RECORDS FOR THE TASK:
● ● ● ● ● ● ●
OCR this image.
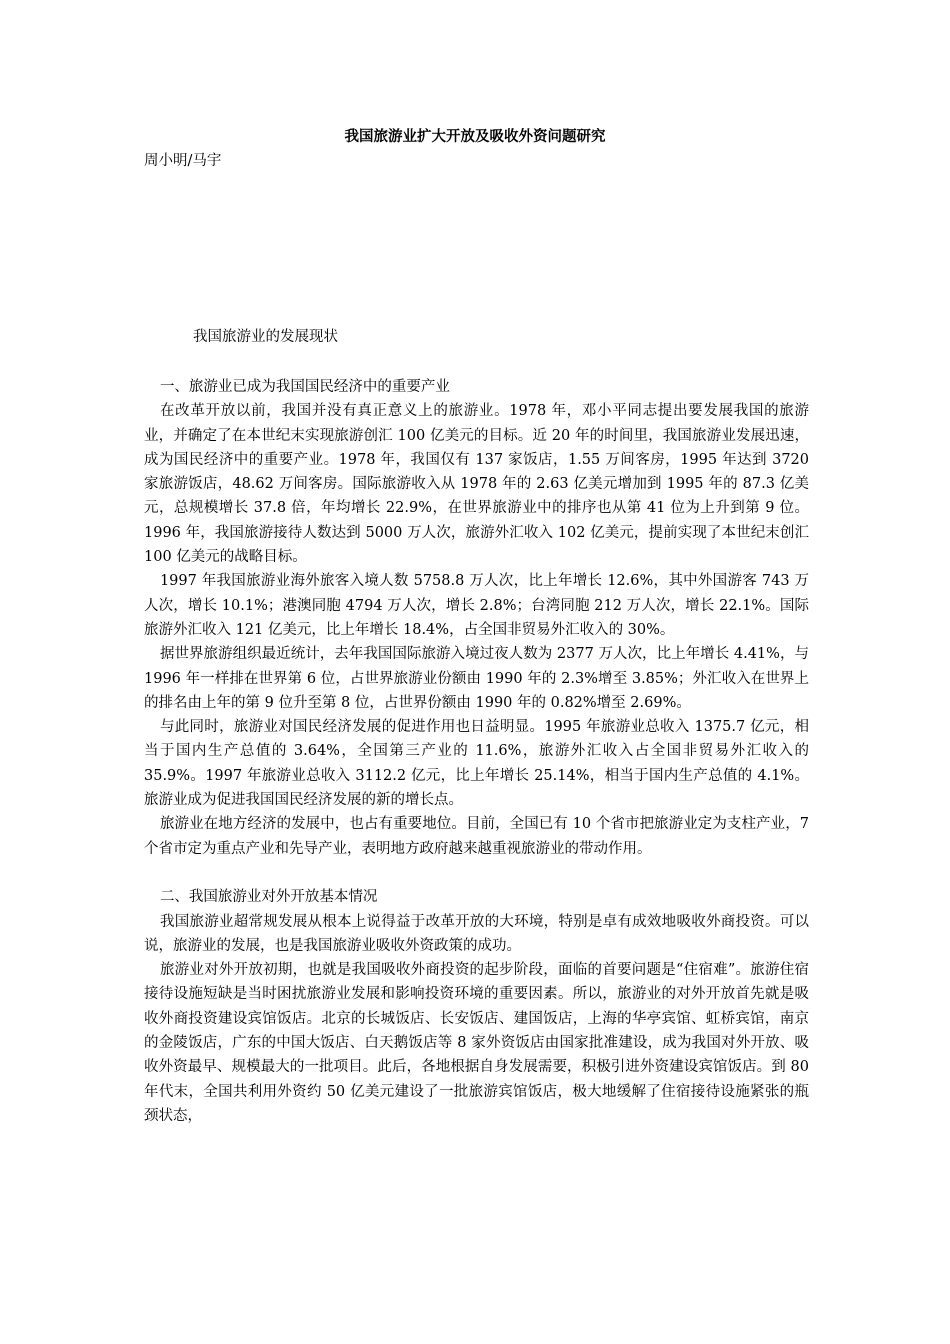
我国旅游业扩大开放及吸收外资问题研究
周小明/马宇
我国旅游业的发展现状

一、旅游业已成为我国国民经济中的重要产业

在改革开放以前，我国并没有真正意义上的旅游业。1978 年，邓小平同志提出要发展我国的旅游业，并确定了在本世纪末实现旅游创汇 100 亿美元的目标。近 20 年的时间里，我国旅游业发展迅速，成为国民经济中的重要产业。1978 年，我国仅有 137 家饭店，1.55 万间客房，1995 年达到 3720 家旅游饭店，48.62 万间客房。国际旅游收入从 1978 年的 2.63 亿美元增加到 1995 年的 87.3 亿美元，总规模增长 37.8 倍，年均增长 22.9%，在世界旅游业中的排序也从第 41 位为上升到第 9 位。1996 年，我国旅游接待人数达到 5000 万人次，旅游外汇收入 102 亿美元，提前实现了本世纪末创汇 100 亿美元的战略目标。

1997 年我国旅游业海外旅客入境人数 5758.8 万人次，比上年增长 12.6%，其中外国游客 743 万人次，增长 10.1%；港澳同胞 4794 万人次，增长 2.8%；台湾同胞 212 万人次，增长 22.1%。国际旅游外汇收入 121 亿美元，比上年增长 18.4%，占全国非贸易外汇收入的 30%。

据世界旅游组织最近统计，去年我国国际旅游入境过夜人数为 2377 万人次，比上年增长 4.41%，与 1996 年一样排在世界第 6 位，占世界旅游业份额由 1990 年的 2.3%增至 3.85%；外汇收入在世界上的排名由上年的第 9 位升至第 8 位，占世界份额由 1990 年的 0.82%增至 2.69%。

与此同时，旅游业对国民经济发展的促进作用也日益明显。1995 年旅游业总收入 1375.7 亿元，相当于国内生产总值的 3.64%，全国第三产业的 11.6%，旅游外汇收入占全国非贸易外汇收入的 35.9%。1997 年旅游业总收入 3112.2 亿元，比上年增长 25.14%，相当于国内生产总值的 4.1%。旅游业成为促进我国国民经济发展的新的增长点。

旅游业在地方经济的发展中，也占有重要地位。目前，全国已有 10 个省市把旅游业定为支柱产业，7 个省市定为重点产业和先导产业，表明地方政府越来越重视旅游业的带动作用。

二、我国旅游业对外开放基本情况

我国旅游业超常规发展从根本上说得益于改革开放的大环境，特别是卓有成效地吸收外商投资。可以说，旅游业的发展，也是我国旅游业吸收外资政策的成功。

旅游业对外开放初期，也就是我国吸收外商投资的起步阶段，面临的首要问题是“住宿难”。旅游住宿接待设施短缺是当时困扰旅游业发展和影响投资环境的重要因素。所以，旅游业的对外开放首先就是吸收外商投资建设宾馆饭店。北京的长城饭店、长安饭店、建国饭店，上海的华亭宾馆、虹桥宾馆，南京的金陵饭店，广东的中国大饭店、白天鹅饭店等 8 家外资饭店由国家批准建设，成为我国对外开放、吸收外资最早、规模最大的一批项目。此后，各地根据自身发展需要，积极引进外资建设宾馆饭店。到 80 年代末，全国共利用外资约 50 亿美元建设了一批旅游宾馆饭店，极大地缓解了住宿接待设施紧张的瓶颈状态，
● ● ● ● ● ● ●
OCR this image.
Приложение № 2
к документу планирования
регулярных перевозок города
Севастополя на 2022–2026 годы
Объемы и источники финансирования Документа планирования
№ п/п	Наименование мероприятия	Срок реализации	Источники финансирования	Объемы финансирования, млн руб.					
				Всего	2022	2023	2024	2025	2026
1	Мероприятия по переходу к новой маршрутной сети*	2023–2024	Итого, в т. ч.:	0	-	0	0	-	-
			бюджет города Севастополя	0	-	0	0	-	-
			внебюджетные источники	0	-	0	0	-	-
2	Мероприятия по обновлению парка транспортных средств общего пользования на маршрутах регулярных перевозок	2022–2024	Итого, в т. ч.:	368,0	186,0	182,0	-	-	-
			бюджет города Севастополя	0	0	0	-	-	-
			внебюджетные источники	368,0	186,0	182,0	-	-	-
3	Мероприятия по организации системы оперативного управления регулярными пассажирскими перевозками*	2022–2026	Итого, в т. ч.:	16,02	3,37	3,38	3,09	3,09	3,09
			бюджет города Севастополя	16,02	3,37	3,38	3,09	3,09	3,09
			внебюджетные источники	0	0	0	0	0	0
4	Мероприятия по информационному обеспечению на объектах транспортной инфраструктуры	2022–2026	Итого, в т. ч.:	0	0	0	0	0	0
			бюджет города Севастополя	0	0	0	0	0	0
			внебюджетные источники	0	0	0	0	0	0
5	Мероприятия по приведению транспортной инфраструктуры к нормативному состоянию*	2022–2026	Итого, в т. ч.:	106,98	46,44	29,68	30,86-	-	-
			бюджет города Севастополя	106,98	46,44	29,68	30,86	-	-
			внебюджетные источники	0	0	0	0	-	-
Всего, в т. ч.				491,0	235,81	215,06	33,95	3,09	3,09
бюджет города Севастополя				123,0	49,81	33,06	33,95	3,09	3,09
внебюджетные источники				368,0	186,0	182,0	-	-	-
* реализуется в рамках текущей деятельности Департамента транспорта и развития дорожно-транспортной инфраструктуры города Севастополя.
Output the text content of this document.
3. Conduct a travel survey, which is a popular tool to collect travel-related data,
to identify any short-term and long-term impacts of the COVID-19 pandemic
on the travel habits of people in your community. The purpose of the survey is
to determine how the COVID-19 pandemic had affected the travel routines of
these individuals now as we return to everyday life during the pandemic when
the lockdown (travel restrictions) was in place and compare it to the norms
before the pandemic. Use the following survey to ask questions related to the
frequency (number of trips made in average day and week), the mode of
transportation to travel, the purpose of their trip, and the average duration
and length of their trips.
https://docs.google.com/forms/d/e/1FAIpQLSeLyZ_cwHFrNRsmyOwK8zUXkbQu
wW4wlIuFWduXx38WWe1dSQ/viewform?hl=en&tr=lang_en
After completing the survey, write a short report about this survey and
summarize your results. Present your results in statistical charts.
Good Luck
● ● ● ● ● ● ●
Pull out all lines from the entries above in which the word "their" appears.

TASK RESULT:
transportation to travel, the purpose of their trip, and the average duration
and length of their trips.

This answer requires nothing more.